Track down every line below that holds "Serving" and copy it.

GIVEN RECORDS ▸
====================

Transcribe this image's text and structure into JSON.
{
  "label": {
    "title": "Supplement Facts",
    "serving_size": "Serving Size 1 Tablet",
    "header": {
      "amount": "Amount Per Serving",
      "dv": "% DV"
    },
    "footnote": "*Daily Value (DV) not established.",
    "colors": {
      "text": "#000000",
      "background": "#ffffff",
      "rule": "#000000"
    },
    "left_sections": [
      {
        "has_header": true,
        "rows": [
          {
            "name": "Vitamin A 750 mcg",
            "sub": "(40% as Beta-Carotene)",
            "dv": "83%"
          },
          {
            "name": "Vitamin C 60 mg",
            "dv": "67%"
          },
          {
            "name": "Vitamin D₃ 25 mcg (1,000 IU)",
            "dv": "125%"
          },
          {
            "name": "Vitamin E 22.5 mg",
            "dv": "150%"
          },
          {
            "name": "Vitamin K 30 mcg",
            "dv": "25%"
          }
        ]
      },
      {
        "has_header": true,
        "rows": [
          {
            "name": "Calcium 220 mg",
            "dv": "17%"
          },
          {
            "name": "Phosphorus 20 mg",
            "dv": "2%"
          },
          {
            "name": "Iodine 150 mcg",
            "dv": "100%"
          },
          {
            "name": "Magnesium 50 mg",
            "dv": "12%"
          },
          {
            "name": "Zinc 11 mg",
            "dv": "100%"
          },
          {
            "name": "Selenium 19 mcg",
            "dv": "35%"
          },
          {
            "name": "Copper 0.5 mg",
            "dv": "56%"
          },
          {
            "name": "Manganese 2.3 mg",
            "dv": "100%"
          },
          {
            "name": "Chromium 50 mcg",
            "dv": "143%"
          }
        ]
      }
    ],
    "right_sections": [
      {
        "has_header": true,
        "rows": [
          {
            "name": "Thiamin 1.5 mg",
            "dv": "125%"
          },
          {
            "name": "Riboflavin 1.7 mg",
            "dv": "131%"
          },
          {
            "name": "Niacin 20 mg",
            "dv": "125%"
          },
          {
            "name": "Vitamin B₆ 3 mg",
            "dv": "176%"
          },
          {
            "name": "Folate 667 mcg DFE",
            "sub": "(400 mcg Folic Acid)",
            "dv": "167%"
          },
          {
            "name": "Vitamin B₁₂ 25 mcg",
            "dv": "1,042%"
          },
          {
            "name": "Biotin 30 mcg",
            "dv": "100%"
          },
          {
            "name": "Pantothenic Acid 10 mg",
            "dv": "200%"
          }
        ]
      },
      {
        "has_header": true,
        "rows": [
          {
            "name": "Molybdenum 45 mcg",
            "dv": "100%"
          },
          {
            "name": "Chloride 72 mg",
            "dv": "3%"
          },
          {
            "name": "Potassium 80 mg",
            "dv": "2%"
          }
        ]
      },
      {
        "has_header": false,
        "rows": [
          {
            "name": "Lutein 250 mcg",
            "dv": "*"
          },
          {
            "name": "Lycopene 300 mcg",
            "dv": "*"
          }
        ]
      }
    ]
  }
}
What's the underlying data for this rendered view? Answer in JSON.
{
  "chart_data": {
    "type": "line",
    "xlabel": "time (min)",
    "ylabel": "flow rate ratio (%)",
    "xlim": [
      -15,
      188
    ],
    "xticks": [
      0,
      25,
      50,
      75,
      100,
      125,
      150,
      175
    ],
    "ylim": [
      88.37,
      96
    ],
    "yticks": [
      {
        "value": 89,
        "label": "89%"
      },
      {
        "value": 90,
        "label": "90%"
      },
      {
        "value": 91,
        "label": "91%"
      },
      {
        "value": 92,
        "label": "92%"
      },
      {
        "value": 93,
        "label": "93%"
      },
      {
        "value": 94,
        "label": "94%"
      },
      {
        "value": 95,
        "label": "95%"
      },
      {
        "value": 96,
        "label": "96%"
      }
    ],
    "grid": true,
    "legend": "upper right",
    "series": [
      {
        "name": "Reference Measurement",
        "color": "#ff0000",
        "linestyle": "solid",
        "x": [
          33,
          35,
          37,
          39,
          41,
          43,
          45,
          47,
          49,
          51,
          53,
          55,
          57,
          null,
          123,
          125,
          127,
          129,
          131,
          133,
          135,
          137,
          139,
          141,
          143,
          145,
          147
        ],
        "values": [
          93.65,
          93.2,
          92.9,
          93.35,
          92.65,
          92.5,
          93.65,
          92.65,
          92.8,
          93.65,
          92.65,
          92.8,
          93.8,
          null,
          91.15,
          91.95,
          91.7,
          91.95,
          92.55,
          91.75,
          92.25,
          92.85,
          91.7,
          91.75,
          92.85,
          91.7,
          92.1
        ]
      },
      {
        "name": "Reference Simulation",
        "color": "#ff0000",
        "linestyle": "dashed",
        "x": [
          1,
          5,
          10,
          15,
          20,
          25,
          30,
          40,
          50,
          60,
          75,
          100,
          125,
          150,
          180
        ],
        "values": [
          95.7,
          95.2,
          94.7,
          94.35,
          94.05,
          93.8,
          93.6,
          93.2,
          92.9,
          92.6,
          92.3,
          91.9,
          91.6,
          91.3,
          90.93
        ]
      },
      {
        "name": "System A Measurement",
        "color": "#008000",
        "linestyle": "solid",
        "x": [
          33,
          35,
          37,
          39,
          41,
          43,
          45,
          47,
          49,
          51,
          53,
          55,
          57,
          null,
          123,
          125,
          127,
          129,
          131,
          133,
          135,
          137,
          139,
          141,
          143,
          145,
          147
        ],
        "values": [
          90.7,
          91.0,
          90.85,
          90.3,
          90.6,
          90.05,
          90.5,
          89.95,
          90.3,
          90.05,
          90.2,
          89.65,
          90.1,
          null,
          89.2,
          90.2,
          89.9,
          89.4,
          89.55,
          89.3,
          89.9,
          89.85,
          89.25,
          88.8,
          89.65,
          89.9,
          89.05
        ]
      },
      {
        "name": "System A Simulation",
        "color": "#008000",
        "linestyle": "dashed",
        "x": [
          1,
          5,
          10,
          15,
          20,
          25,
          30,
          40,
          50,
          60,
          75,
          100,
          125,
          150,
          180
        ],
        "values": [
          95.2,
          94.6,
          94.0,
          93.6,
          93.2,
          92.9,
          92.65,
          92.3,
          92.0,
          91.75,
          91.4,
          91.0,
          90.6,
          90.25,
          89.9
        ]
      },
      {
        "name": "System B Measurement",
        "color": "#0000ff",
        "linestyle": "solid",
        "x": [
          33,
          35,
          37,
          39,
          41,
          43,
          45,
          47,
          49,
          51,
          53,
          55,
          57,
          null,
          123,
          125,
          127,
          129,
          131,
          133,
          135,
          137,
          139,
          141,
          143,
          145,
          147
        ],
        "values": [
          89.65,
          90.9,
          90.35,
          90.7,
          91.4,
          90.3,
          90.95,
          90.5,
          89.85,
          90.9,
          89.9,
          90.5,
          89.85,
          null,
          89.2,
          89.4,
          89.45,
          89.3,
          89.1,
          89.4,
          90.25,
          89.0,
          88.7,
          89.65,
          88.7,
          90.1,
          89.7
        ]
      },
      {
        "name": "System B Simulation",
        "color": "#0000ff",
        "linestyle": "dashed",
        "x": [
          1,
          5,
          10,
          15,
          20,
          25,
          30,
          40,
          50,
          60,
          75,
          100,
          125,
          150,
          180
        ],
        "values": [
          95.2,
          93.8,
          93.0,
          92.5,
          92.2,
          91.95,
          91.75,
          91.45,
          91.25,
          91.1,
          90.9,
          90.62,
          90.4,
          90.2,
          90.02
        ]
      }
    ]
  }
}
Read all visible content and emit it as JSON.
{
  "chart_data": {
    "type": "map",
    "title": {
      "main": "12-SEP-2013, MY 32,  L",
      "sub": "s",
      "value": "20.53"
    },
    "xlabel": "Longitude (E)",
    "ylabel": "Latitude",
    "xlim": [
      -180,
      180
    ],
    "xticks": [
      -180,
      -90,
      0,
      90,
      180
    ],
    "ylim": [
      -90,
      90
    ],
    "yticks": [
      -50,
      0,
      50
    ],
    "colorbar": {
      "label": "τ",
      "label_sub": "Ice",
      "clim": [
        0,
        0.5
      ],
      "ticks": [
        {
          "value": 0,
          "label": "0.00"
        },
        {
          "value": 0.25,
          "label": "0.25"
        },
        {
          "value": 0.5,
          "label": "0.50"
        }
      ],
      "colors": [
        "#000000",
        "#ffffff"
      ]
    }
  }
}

====================

WRITTEN RESPONSE ▸
    "serving_size": "Serving Size 1 Tablet",
      "amount": "Amount Per Serving",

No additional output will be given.